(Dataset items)
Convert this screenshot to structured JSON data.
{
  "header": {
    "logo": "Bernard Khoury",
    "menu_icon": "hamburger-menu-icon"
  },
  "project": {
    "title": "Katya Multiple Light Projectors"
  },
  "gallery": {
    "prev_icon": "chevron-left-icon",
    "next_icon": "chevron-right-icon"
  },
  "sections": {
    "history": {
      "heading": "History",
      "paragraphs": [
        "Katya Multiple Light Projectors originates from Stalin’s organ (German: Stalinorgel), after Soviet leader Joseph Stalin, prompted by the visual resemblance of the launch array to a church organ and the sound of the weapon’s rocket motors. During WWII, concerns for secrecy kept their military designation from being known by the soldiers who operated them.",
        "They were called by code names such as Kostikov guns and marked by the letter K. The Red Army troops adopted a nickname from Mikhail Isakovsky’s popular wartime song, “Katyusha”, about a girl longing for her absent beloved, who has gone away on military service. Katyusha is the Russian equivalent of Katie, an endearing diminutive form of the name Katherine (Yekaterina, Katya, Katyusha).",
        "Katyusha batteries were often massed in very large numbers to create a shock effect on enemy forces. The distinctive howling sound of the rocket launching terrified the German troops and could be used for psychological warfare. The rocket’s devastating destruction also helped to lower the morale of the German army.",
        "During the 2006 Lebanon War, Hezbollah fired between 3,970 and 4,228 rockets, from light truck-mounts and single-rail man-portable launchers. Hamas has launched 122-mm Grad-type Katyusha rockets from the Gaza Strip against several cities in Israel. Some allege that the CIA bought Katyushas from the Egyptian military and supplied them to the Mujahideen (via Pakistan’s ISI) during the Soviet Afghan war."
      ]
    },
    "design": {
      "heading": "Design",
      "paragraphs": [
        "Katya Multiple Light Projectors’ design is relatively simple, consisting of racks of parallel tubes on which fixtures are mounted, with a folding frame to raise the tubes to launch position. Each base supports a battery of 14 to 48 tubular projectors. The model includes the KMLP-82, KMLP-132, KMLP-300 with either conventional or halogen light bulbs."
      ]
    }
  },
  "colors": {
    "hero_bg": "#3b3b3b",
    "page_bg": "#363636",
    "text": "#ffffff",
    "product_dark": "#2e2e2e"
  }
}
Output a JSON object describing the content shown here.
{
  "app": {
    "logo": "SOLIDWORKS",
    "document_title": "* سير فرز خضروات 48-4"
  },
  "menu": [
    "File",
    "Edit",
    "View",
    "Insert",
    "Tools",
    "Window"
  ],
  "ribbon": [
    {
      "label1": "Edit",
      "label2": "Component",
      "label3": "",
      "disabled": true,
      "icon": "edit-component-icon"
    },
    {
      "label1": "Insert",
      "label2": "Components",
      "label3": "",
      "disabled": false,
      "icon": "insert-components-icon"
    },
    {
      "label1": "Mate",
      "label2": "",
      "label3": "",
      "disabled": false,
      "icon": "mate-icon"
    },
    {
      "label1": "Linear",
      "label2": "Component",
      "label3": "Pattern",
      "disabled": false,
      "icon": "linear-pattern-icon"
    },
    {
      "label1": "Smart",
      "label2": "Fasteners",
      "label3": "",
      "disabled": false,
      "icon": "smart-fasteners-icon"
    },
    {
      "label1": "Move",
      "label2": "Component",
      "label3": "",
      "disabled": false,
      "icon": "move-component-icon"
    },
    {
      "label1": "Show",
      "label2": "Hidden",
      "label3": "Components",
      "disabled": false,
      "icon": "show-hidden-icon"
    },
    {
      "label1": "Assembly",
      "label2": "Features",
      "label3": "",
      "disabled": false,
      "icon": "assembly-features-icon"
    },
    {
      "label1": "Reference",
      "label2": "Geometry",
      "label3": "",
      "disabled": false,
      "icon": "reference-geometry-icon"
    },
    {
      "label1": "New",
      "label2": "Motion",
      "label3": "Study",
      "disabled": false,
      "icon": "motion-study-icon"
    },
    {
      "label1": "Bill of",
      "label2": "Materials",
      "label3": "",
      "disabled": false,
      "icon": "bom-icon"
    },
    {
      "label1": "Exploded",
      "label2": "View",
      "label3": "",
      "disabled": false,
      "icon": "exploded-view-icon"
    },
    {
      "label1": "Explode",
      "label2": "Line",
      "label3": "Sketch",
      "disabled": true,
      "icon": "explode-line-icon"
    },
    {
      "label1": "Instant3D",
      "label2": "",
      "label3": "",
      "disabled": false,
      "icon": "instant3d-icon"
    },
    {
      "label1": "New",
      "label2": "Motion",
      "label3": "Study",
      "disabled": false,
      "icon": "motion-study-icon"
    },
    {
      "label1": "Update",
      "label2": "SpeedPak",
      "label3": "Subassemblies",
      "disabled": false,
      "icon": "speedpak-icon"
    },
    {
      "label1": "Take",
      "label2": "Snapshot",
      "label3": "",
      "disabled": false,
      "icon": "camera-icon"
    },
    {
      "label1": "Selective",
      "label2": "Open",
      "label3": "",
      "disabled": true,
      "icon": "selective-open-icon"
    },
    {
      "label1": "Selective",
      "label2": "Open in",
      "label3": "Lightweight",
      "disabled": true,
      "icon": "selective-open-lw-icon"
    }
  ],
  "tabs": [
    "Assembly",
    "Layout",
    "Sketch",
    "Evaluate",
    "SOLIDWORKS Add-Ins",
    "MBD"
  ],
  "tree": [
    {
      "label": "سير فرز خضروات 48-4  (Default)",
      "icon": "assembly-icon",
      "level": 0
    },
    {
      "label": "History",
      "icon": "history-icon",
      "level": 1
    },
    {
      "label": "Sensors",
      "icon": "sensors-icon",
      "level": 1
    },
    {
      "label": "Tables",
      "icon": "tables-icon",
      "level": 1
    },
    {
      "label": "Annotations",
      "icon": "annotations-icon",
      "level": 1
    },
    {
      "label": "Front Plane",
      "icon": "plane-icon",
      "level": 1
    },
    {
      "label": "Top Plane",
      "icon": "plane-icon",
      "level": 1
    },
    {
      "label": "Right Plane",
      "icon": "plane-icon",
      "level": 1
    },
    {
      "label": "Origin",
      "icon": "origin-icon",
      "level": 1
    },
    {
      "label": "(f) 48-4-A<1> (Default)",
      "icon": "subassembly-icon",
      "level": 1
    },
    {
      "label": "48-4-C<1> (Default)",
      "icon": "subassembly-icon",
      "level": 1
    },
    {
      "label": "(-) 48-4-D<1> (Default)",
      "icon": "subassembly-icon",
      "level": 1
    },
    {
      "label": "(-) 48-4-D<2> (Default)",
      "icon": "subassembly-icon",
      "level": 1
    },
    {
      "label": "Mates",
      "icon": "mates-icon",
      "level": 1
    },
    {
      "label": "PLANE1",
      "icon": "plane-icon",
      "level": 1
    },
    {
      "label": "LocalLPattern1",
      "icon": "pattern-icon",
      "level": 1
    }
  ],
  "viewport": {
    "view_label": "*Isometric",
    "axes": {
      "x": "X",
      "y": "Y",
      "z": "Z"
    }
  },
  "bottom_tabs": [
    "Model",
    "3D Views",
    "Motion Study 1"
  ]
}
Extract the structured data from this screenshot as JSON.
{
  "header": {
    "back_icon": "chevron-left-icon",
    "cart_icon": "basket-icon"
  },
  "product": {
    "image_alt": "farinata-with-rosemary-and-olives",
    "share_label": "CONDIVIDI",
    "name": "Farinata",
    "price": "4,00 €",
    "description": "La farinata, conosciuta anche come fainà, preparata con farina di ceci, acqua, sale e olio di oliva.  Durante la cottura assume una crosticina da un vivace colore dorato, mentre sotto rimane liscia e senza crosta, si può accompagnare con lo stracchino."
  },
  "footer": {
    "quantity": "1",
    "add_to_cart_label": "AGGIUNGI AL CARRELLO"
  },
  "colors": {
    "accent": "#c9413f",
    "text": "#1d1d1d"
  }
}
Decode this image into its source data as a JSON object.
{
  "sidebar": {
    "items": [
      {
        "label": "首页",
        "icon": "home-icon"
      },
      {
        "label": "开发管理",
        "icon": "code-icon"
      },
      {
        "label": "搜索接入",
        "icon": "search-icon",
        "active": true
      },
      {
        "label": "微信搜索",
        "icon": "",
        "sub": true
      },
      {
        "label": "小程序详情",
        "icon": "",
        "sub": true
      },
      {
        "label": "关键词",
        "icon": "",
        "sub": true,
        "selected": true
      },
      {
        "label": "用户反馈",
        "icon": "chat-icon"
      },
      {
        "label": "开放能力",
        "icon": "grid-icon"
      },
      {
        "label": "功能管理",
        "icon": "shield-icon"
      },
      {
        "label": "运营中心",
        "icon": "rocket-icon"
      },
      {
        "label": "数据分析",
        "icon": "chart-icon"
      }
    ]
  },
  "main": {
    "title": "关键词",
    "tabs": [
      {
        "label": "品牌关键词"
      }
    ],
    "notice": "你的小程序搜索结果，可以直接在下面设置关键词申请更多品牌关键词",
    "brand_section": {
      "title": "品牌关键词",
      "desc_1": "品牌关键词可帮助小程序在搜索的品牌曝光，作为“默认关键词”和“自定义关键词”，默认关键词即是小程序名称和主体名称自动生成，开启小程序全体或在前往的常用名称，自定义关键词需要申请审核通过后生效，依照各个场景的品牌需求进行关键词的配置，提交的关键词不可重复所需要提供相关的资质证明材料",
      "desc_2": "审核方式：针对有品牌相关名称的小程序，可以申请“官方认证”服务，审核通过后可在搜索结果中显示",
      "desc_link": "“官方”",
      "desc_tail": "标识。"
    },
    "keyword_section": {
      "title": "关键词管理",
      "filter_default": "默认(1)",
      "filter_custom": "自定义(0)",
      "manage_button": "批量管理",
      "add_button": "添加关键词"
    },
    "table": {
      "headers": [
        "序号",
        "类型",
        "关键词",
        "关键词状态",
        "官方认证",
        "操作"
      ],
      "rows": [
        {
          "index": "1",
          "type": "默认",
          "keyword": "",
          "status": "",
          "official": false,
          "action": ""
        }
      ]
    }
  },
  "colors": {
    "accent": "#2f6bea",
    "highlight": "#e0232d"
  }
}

WHAT YOU ARE ASKED TO DO: Examine the records and pull out every line where the string "SOLIDWORKS" occurs.

TASK OUTPUT:
    "logo": "SOLIDWORKS",
    "SOLIDWORKS Add-Ins",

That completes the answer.